Filter the records below down to lines containing "департамента".

··········

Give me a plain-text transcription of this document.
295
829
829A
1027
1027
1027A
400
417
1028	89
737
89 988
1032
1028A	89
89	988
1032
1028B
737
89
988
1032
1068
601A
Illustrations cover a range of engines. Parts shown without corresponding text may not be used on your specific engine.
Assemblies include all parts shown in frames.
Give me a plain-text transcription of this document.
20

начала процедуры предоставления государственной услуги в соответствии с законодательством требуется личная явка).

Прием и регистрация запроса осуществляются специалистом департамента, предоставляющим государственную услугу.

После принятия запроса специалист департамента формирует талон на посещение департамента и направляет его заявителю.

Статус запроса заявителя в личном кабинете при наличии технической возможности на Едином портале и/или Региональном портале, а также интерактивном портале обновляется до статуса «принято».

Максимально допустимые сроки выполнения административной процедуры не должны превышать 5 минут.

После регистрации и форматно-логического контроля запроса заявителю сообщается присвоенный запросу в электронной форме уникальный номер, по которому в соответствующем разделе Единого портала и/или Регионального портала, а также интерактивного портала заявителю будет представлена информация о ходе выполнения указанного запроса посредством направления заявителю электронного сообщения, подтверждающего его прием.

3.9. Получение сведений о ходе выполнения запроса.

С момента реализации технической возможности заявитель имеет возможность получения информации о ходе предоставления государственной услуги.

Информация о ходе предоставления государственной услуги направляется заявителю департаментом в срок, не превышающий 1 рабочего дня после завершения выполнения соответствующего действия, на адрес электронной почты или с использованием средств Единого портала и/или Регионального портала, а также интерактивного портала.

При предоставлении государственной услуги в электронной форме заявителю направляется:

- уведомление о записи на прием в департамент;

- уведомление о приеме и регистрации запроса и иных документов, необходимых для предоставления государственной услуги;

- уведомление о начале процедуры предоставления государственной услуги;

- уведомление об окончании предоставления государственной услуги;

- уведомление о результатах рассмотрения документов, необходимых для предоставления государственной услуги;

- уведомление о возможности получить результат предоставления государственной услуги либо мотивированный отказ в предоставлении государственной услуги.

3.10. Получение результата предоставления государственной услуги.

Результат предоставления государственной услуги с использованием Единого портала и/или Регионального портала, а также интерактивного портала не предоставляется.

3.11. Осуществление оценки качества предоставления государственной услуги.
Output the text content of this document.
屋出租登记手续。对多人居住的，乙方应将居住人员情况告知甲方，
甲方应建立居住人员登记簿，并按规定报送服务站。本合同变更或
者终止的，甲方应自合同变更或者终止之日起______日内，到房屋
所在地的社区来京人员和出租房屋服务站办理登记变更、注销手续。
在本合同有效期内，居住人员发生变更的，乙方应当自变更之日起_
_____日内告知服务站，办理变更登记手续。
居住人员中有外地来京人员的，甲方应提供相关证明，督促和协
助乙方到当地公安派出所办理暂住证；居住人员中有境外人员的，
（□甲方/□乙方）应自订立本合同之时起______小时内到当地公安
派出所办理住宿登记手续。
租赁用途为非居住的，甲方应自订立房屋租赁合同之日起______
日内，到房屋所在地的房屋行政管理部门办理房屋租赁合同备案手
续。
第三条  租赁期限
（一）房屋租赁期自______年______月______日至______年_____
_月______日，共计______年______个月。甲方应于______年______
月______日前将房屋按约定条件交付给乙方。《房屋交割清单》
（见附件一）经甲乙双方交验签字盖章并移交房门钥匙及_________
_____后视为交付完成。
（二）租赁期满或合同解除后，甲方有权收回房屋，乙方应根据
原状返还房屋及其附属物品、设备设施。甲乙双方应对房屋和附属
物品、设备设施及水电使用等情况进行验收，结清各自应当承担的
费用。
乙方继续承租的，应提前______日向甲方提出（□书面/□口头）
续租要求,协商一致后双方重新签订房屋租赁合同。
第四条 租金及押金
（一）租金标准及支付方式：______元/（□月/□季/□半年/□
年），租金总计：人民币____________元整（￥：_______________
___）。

··········

**WRITTEN SOLUTION:**
Прием и регистрация запроса осуществляются специалистом департамента, предоставляющим государственную услугу.
После принятия запроса специалист департамента формирует талон на посещение департамента и направляет его заявителю.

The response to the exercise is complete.